== Objective ==
Output the data below in full, character for character.

'''

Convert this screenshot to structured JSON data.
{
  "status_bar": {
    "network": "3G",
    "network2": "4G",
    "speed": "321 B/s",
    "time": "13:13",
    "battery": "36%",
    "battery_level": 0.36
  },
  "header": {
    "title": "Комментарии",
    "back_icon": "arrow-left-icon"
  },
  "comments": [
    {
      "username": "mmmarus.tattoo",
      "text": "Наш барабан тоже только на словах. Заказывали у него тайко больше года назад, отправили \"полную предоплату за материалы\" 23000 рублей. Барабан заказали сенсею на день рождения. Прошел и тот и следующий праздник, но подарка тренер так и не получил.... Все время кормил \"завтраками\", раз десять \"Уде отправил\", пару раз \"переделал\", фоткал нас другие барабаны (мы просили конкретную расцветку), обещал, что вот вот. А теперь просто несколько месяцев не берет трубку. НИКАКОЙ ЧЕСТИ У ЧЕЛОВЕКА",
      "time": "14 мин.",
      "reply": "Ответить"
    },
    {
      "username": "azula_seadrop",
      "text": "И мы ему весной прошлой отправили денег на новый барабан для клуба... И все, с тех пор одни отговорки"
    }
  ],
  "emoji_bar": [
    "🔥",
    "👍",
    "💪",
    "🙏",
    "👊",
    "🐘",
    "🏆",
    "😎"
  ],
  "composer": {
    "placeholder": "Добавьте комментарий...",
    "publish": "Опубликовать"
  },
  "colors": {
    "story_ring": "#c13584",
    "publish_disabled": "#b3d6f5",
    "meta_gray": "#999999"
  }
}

'''

== The response ==
Convert this screenshot to structured JSON data.
{
  "status_bar": {
    "network": "3G",
    "network2": "4G",
    "speed": "321 B/s",
    "time": "13:13",
    "battery": "36%",
    "battery_level": 0.36
  },
  "header": {
    "title": "Комментарии",
    "back_icon": "arrow-left-icon"
  },
  "comments": [
    {
      "username": "mmmarus.tattoo",
      "text": "Наш барабан тоже только на словах. Заказывали у него тайко больше года назад, отправили \"полную предоплату за материалы\" 23000 рублей. Барабан заказали сенсею на день рождения. Прошел и тот и следующий праздник, но подарка тренер так и не получил.... Все время кормил \"завтраками\", раз десять \"Уде отправил\", пару раз \"переделал\", фоткал нас другие барабаны (мы просили конкретную расцветку), обещал, что вот вот. А теперь просто несколько месяцев не берет трубку. НИКАКОЙ ЧЕСТИ У ЧЕЛОВЕКА",
      "time": "14 мин.",
      "reply": "Ответить"
    },
    {
      "username": "azula_seadrop",
      "text": "И мы ему весной прошлой отправили денег на новый барабан для клуба... И все, с тех пор одни отговорки"
    }
  ],
  "emoji_bar": [
    "🔥",
    "👍",
    "💪",
    "🙏",
    "👊",
    "🐘",
    "🏆",
    "😎"
  ],
  "composer": {
    "placeholder": "Добавьте комментарий...",
    "publish": "Опубликовать"
  },
  "colors": {
    "story_ring": "#c13584",
    "publish_disabled": "#b3d6f5",
    "meta_gray": "#999999"
  }
}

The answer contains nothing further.